◆ Instructions for the task ◆
Pick out all lines with the word "name" from the records that follow.

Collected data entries
>> BEGIN
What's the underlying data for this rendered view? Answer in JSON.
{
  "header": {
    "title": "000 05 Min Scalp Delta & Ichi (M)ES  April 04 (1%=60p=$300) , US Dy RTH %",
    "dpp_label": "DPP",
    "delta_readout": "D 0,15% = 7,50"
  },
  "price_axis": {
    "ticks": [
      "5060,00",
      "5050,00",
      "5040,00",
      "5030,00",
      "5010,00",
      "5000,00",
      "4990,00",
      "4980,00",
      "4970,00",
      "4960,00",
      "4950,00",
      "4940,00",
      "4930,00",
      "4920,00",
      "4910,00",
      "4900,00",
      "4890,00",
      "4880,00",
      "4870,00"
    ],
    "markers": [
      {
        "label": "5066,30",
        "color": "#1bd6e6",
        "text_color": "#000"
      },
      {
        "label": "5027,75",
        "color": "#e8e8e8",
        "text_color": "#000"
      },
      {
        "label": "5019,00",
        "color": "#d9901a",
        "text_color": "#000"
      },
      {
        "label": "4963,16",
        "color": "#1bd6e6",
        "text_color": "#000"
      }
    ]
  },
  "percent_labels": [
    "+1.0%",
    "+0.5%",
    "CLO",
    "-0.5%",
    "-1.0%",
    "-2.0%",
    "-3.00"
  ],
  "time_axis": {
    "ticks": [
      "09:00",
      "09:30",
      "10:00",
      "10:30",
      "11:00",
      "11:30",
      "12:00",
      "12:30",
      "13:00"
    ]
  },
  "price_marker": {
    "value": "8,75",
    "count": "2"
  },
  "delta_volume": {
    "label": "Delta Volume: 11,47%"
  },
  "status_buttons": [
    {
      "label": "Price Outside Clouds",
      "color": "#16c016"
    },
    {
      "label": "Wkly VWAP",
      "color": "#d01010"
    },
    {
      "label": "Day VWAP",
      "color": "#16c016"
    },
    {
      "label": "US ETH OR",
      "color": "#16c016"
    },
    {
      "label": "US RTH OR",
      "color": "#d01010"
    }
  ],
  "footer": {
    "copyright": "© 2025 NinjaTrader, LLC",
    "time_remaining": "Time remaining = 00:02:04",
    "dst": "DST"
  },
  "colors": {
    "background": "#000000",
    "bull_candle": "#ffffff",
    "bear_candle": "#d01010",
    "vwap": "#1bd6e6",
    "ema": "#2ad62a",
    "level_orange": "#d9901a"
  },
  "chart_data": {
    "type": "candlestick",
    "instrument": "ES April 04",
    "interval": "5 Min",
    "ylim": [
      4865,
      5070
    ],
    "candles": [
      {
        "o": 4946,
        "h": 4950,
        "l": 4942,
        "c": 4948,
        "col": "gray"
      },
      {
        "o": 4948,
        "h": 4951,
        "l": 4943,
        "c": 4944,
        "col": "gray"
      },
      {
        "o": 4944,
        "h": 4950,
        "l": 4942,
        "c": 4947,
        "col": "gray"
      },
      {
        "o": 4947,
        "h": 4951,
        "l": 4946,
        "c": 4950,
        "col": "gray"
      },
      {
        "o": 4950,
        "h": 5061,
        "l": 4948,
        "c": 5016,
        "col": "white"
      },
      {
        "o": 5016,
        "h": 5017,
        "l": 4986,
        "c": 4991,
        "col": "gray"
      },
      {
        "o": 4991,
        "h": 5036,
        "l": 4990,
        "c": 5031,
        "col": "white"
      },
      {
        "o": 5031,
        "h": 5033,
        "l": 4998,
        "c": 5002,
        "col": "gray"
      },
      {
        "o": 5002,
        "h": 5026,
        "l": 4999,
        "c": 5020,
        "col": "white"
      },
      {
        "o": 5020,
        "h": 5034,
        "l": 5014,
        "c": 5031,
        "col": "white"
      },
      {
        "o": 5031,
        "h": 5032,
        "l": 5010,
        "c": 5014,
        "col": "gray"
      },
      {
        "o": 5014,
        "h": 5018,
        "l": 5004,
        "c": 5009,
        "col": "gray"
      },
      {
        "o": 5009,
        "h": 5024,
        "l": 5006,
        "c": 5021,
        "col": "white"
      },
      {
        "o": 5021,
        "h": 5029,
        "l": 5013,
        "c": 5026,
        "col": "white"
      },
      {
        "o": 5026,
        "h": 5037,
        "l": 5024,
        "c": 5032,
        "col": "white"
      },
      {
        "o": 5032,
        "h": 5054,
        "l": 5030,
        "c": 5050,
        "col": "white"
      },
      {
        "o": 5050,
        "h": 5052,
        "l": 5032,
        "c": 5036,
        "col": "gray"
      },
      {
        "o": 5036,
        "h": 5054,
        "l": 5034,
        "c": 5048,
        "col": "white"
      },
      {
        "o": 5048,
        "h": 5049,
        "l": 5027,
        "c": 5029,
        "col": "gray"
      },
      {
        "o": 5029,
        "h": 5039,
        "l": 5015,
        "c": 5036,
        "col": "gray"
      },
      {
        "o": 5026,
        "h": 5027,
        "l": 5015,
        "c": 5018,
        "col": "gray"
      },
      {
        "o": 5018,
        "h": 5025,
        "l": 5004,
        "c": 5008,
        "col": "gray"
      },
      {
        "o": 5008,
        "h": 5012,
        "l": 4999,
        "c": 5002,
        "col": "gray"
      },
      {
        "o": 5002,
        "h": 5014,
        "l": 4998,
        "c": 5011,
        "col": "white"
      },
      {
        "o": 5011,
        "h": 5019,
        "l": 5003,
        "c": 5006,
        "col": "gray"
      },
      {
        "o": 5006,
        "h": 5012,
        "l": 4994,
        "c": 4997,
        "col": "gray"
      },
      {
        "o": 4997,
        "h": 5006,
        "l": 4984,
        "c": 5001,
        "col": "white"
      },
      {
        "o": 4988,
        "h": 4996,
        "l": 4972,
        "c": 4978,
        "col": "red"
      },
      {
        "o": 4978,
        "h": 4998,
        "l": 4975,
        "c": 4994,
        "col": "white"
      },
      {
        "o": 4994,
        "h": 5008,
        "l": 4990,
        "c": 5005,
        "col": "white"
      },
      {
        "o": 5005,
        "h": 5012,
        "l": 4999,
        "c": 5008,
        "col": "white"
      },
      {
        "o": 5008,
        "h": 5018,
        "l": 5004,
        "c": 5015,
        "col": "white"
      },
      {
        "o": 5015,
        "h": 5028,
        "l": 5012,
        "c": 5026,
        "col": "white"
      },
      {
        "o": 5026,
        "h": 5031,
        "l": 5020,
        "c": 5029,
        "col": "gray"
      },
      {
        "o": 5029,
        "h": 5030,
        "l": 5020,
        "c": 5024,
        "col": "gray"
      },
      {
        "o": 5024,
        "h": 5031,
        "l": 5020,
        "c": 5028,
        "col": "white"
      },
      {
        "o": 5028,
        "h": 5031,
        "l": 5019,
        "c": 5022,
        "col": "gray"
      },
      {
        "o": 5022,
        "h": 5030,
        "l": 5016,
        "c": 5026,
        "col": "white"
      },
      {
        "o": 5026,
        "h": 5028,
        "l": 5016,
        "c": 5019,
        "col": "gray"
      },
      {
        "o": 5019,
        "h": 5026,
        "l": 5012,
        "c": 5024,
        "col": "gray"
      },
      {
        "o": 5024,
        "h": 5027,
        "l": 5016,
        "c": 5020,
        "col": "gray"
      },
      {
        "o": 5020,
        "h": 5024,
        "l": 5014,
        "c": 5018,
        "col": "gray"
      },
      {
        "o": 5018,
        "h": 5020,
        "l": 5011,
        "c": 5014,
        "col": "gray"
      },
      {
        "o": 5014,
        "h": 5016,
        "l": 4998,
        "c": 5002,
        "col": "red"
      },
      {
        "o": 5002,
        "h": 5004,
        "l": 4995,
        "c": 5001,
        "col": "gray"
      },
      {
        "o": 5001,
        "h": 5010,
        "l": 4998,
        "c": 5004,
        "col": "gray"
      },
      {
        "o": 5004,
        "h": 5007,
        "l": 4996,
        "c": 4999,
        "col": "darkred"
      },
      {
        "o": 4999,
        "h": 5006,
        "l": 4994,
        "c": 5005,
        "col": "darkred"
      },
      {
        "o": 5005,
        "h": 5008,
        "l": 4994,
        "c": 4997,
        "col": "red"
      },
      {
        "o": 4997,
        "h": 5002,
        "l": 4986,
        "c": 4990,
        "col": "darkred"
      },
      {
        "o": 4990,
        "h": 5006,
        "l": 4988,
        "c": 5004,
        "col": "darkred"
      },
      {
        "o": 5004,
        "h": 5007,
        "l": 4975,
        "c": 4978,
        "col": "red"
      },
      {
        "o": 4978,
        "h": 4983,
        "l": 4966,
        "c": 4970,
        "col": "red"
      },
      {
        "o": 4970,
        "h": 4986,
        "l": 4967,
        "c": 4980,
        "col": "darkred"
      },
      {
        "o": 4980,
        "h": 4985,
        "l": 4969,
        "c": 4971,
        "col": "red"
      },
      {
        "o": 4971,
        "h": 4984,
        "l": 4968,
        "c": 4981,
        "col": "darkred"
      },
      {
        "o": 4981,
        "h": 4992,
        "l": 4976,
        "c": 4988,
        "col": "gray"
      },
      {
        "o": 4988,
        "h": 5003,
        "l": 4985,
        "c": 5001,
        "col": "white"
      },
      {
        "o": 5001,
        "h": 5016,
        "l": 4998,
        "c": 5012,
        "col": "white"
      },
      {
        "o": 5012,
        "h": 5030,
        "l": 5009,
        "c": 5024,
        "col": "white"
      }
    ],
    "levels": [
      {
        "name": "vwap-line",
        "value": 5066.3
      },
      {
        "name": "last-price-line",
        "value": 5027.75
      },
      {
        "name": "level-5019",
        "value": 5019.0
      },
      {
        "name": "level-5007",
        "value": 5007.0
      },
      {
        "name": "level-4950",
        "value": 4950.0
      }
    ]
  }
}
>> END
◆ Reply ◆
        "name": "vwap-line",
        "name": "last-price-line",
        "name": "level-5019",
        "name": "level-5007",
        "name": "level-4950",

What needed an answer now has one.